Given exercise:
Compute the number of lines that include the string "บสาห", then output that number and nothing else.

(Source data)
>> START

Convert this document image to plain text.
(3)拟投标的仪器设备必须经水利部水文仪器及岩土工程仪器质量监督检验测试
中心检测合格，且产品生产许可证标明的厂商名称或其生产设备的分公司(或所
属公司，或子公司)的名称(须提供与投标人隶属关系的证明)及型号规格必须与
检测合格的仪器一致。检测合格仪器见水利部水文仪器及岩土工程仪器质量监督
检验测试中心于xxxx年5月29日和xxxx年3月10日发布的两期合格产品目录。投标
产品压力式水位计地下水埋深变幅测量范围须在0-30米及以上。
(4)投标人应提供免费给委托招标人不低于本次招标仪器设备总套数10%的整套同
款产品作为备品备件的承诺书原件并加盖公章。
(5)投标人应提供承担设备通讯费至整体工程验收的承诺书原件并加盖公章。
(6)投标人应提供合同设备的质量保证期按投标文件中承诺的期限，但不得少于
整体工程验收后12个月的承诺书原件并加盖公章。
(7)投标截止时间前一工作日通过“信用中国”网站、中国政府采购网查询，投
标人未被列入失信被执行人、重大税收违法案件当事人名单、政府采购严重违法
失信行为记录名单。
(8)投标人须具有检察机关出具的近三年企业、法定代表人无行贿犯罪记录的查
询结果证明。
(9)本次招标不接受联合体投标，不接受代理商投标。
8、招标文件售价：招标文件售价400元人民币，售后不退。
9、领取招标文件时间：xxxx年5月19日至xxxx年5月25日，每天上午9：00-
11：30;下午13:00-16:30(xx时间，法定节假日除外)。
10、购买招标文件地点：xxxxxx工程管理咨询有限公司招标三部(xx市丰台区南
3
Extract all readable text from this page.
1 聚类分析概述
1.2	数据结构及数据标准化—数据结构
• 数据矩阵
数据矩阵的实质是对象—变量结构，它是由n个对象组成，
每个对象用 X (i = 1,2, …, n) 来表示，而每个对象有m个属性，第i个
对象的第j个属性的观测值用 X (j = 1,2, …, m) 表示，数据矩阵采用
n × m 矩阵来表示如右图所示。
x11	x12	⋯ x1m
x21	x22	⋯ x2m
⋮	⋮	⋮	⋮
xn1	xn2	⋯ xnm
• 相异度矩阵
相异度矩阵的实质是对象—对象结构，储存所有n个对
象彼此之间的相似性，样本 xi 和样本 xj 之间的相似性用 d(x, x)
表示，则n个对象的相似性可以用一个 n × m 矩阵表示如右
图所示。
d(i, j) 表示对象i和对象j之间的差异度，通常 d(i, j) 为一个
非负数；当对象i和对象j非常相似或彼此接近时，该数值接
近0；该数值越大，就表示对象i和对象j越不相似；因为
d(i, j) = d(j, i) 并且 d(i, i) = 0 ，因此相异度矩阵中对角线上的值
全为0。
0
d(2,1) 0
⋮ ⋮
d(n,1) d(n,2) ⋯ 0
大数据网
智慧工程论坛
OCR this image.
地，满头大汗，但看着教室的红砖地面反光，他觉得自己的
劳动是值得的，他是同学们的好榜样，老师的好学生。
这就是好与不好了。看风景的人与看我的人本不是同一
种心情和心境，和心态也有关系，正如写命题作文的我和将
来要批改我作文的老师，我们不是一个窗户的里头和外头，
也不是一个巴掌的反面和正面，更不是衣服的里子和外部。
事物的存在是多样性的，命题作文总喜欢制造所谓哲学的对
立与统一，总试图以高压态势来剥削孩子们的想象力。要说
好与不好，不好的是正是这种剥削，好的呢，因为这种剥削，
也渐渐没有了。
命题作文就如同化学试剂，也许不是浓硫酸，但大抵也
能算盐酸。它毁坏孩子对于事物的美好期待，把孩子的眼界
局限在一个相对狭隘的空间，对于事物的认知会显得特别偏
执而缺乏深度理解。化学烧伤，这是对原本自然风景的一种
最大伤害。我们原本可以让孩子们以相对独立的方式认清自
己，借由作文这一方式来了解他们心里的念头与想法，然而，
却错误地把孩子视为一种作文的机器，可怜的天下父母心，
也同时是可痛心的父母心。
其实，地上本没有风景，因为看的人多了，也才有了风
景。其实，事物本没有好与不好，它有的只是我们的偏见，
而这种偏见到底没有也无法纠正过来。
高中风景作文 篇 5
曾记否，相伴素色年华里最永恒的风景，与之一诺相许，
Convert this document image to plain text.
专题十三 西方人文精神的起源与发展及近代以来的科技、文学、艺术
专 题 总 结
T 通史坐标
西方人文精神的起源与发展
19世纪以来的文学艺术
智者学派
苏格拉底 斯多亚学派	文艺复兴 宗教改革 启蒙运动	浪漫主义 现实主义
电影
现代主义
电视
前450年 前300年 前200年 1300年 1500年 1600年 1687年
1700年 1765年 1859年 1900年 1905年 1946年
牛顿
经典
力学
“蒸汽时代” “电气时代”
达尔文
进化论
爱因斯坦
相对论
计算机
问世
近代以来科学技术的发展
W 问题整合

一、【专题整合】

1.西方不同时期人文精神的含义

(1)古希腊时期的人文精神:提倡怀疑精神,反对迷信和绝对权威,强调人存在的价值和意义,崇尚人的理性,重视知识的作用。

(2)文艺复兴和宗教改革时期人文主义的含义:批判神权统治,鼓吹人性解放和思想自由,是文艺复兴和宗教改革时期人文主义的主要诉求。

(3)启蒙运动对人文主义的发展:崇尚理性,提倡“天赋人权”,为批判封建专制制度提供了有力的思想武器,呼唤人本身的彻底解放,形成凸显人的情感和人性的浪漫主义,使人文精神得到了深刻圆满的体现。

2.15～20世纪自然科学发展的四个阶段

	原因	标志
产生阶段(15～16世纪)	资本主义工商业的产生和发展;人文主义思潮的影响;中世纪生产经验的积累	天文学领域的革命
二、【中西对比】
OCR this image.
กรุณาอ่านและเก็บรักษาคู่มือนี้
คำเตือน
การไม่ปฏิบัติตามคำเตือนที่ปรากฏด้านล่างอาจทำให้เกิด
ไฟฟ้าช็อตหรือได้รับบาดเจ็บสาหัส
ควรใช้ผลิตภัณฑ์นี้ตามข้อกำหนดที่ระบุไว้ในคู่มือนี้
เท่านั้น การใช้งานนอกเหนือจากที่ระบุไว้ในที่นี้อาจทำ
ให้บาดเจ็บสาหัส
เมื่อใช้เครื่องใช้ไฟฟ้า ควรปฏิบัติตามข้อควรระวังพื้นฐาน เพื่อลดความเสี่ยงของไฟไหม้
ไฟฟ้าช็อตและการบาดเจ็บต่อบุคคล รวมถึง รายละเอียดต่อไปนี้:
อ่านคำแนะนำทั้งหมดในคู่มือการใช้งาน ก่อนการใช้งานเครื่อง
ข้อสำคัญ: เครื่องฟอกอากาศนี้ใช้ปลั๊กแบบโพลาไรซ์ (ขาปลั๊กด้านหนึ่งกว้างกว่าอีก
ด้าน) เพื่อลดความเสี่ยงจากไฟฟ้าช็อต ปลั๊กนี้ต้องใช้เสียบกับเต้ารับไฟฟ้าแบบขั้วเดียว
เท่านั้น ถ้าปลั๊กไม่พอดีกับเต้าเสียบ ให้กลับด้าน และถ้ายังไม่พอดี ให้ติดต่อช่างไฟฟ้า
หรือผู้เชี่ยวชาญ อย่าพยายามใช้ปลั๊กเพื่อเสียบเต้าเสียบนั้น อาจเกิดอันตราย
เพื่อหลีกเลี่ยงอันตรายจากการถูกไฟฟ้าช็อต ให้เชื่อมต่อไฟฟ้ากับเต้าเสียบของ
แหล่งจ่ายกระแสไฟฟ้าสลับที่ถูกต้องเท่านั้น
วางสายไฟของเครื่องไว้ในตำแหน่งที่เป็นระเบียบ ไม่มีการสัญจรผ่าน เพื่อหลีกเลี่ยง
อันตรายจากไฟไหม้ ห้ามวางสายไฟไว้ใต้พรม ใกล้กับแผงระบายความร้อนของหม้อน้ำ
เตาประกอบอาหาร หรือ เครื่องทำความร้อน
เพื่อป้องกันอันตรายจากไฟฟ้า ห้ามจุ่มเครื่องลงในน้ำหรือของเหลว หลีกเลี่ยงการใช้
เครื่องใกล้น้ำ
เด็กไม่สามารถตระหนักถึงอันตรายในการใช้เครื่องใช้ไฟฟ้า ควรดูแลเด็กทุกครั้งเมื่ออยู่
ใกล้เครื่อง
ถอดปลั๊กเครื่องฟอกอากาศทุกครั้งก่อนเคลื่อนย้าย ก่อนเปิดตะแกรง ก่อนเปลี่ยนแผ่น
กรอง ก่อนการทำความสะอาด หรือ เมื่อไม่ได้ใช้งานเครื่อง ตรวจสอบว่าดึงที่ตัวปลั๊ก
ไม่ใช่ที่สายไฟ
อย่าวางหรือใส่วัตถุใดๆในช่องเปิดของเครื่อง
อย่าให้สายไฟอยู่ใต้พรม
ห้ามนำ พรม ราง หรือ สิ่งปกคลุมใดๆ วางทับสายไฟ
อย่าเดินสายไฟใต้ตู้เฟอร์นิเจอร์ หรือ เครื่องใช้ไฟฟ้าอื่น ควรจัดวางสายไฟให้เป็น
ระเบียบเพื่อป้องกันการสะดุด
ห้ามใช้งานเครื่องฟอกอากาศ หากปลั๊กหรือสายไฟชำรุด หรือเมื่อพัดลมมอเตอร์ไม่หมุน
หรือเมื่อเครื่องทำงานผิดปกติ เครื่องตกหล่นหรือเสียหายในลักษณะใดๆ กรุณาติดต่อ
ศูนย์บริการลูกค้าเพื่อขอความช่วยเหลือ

>> END

Worked solution:
2